== Stated goal ==
Copy out all lines of the records in which the word "Verified" appears.

(Dataset items)
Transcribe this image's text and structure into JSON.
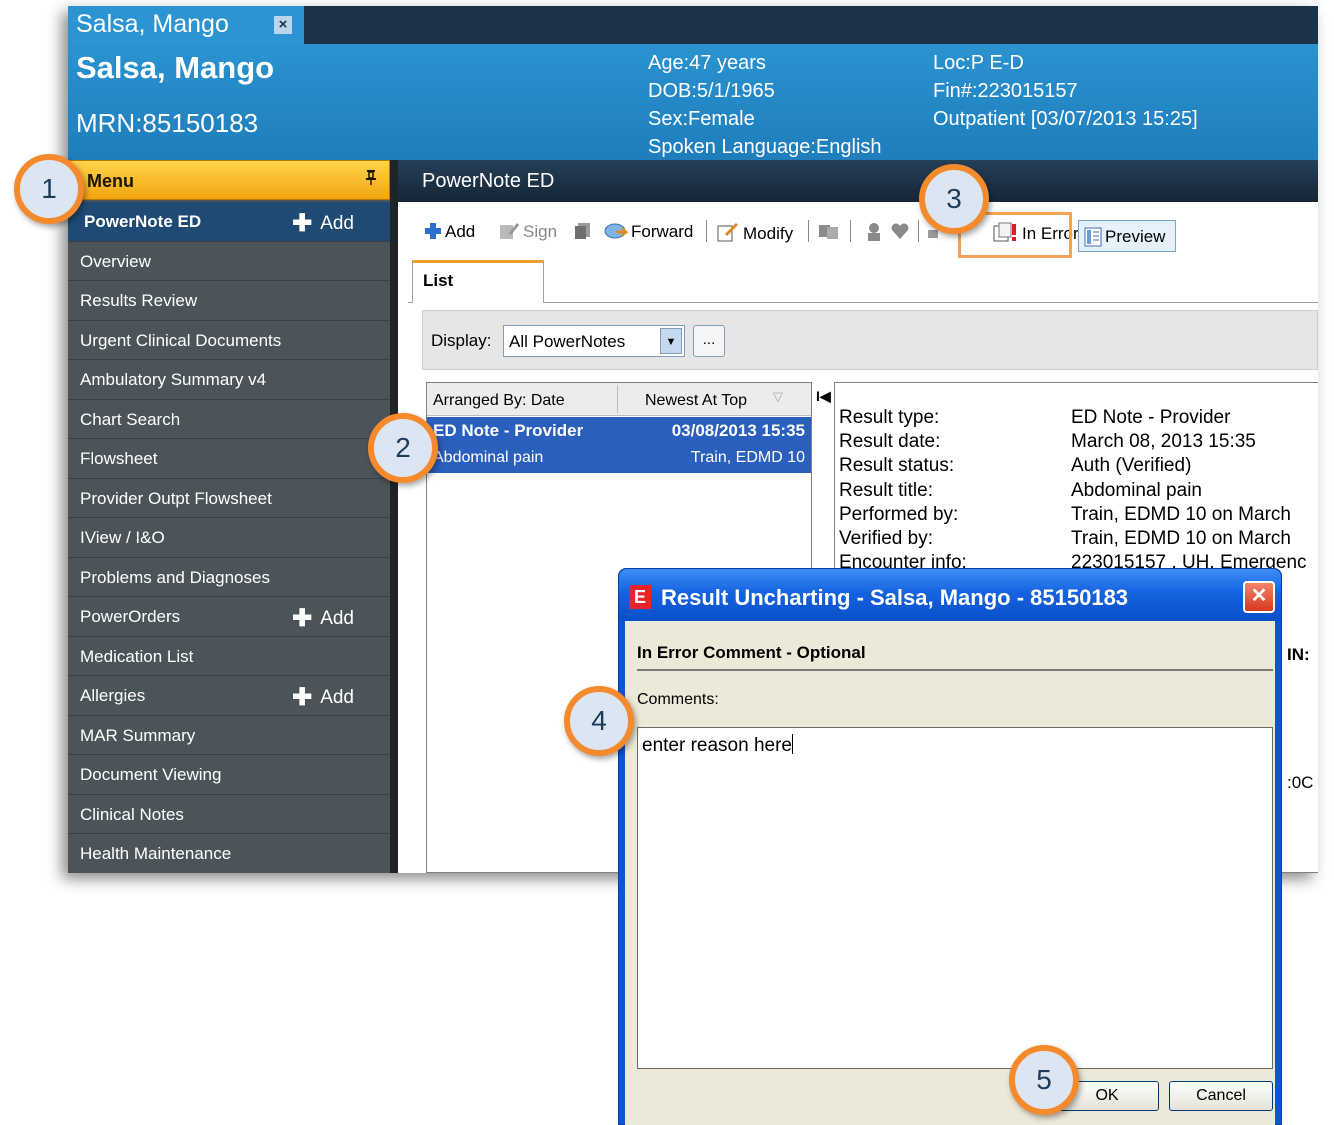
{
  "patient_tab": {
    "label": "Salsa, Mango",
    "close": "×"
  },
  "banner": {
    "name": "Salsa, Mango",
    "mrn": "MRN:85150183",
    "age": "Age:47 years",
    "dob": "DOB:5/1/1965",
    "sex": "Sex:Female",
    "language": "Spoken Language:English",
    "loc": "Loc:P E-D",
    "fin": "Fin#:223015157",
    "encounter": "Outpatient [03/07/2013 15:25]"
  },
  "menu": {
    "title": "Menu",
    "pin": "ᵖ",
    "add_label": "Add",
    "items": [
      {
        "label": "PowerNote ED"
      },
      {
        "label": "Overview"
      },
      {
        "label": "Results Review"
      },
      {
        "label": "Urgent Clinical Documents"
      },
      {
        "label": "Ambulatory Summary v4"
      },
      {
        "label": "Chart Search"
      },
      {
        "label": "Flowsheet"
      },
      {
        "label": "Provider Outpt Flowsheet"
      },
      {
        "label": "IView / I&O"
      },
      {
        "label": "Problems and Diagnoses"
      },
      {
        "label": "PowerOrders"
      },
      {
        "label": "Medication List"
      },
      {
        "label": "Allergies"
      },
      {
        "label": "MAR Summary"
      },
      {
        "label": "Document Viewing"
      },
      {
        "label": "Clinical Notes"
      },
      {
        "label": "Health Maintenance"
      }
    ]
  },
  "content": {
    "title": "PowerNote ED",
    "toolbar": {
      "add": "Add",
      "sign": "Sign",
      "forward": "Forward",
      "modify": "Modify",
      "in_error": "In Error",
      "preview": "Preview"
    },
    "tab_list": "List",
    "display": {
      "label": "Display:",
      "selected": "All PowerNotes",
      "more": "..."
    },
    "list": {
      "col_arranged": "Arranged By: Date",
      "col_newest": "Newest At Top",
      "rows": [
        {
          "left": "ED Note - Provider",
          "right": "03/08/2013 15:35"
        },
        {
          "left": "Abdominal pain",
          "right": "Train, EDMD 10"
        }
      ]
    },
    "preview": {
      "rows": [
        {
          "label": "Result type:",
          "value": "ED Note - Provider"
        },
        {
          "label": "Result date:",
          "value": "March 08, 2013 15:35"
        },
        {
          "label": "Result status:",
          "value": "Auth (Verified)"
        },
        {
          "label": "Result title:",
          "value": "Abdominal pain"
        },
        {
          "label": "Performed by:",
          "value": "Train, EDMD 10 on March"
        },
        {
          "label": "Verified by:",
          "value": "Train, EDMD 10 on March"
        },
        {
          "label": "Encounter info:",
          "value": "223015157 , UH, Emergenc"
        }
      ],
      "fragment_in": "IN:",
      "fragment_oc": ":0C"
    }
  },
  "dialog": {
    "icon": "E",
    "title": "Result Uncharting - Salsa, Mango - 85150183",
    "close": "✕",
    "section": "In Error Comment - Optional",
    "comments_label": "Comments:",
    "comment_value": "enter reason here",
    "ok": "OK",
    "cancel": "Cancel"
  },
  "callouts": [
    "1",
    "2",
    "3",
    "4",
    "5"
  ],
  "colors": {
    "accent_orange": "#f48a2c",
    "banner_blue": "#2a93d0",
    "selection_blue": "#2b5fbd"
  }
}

--

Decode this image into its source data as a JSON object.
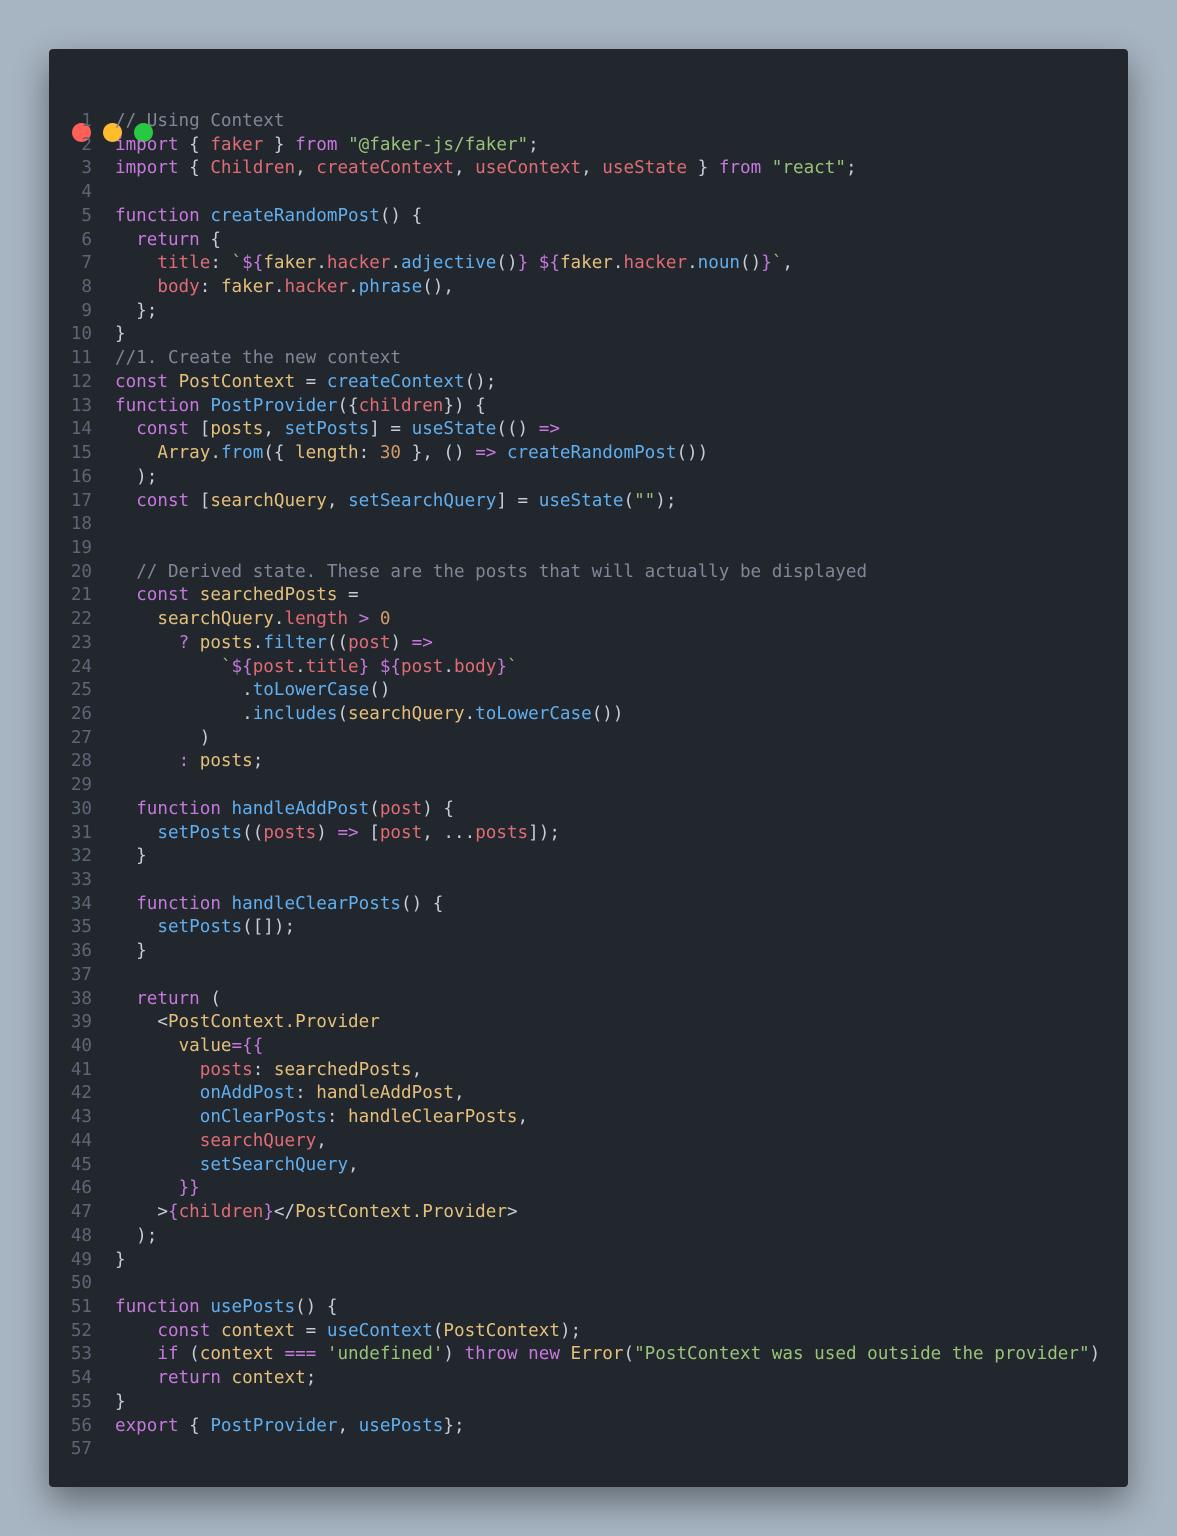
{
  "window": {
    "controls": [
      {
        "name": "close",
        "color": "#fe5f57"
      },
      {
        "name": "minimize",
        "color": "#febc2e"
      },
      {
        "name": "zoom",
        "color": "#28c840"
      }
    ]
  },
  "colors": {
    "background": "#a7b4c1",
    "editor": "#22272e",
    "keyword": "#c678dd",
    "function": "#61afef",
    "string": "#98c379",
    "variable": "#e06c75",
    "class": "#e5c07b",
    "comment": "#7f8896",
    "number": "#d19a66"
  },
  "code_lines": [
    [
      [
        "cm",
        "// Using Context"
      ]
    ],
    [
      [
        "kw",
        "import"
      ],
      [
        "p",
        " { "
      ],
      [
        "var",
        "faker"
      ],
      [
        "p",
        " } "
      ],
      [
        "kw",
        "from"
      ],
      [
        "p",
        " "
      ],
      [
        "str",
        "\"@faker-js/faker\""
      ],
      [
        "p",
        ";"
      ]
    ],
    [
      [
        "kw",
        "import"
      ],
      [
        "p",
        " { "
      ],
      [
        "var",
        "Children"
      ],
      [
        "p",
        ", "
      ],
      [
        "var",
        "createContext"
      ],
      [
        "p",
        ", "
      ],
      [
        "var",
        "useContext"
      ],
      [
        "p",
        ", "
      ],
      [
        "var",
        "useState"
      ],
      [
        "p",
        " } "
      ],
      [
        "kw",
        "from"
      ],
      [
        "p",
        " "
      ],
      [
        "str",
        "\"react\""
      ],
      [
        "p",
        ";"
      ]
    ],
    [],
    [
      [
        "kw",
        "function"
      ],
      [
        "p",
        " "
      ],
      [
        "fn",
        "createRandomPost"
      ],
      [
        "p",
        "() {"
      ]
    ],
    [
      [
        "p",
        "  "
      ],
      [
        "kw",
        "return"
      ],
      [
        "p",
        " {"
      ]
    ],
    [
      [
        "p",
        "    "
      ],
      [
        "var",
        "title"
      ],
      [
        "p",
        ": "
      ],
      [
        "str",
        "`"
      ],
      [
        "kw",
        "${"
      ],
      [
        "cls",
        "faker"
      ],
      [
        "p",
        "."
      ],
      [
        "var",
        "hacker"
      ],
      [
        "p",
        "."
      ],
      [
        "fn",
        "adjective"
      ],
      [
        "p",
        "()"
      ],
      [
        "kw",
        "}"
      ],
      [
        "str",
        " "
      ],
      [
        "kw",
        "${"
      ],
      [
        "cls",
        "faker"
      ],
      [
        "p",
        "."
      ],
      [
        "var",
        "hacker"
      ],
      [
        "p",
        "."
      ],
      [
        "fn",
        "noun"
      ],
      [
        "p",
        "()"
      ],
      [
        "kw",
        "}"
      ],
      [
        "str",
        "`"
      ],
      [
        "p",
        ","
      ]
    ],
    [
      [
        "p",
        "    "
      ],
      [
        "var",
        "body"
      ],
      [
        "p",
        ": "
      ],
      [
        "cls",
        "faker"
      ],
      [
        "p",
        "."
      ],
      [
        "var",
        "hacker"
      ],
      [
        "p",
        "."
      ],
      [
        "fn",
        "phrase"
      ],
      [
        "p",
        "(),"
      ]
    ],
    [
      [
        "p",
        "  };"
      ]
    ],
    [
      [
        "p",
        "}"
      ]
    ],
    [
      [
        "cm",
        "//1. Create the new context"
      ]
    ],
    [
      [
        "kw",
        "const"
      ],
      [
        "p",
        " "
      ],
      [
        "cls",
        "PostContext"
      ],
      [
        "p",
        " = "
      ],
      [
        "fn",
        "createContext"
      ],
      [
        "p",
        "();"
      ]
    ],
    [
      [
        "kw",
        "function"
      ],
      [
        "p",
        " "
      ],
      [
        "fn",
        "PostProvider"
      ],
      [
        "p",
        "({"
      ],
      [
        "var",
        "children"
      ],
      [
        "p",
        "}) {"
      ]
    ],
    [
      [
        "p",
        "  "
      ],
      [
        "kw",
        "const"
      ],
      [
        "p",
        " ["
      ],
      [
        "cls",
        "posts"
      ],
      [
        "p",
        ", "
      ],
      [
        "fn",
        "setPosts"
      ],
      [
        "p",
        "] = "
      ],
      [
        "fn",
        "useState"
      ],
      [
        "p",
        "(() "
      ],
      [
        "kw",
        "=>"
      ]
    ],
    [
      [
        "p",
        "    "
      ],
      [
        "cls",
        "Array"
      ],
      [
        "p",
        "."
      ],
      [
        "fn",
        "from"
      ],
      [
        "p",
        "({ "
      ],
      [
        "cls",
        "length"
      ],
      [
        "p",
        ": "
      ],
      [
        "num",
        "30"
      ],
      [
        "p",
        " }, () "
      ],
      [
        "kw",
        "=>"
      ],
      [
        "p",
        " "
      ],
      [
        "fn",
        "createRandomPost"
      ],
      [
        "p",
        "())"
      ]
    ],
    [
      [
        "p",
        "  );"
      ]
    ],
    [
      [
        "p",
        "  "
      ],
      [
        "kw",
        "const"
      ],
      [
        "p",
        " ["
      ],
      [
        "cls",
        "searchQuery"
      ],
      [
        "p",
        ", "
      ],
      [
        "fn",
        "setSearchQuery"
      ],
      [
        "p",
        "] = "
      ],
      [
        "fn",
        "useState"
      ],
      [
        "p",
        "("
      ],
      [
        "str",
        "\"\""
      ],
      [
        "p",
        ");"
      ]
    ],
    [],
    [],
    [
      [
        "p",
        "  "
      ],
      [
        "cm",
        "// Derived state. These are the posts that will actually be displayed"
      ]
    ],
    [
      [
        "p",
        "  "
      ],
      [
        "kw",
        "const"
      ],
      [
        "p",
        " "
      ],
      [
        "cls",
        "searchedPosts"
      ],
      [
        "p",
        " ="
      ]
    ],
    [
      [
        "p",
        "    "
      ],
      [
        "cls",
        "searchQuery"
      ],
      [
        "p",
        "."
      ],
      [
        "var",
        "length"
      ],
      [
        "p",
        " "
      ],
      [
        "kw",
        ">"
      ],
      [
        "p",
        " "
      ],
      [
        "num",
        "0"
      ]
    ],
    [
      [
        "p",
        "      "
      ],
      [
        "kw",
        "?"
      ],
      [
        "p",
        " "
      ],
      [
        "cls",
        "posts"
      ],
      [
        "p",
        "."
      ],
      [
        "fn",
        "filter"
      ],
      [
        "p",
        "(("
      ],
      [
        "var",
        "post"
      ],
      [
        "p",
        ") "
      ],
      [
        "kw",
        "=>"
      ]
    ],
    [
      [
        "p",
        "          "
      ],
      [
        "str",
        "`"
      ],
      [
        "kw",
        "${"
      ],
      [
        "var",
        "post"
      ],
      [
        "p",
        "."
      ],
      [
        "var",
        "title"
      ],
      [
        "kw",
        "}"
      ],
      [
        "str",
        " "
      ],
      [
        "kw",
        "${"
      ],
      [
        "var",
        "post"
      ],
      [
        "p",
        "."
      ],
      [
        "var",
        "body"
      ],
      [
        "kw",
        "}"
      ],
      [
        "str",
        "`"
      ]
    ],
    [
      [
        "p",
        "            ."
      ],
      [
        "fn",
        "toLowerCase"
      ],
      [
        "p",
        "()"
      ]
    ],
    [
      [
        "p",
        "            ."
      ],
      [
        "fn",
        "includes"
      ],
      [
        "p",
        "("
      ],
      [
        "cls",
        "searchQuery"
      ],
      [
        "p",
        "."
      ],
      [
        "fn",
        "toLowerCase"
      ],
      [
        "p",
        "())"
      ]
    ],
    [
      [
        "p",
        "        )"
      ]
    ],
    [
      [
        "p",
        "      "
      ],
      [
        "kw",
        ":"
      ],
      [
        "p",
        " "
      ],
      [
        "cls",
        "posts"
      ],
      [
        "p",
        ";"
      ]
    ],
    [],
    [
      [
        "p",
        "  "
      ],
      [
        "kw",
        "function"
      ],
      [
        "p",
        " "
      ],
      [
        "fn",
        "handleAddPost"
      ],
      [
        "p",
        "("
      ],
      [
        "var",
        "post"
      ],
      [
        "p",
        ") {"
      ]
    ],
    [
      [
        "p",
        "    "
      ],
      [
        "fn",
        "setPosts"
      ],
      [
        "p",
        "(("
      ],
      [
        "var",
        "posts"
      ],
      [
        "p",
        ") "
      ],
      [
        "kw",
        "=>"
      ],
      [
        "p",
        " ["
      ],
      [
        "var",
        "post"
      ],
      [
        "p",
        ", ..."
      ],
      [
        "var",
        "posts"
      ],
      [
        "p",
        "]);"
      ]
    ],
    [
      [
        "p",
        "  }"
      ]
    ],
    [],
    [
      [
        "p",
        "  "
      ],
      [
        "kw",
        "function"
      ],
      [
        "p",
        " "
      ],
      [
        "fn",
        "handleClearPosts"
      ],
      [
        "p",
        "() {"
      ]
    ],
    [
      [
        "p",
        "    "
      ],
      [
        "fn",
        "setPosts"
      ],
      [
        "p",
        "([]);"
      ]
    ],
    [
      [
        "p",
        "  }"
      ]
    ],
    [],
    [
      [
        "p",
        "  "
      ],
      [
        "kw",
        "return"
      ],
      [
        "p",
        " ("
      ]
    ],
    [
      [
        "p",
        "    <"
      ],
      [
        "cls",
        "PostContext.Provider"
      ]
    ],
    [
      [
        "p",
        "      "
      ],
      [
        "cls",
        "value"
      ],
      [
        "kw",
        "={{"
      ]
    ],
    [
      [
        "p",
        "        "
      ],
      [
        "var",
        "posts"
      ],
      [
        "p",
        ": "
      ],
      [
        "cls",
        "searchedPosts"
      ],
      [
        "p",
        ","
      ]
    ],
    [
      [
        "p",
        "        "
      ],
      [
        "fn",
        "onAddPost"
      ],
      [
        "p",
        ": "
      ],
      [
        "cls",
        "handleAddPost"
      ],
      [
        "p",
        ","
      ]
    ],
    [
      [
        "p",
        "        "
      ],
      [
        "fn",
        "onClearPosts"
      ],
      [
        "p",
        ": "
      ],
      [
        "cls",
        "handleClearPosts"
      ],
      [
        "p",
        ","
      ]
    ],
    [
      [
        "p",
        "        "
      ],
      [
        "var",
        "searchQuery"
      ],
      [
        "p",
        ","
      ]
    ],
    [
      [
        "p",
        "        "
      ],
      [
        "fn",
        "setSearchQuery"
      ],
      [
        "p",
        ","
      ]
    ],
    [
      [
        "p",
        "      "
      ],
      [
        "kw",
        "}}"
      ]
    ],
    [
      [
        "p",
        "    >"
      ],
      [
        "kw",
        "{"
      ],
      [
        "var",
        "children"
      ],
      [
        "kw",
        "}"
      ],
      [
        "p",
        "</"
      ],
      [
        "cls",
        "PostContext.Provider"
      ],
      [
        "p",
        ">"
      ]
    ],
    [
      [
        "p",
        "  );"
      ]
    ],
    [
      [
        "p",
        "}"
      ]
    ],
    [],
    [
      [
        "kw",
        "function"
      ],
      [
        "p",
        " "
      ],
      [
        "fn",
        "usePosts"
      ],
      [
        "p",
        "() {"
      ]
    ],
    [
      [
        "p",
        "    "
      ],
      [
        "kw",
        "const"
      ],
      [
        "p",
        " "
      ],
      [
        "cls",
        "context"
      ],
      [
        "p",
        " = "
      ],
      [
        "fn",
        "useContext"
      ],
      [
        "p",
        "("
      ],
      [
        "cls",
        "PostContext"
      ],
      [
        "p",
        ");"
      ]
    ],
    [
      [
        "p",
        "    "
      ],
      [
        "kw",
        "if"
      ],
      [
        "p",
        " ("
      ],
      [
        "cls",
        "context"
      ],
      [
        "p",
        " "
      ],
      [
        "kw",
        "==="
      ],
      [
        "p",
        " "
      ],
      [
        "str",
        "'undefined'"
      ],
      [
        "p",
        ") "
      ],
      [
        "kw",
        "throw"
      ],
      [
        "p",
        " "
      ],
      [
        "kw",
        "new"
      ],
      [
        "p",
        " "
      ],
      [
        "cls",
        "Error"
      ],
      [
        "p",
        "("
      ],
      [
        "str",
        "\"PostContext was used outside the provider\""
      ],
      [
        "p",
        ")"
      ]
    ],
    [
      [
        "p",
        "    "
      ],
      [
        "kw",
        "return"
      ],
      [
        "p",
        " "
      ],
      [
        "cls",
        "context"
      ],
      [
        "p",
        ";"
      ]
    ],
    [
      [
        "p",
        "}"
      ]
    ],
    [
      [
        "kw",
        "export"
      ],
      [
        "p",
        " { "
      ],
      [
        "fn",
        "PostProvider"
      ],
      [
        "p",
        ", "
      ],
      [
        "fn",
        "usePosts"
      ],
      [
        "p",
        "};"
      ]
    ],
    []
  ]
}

== Final answer ==
          "value": "Auth (Verified)"
          "label": "Verified by:",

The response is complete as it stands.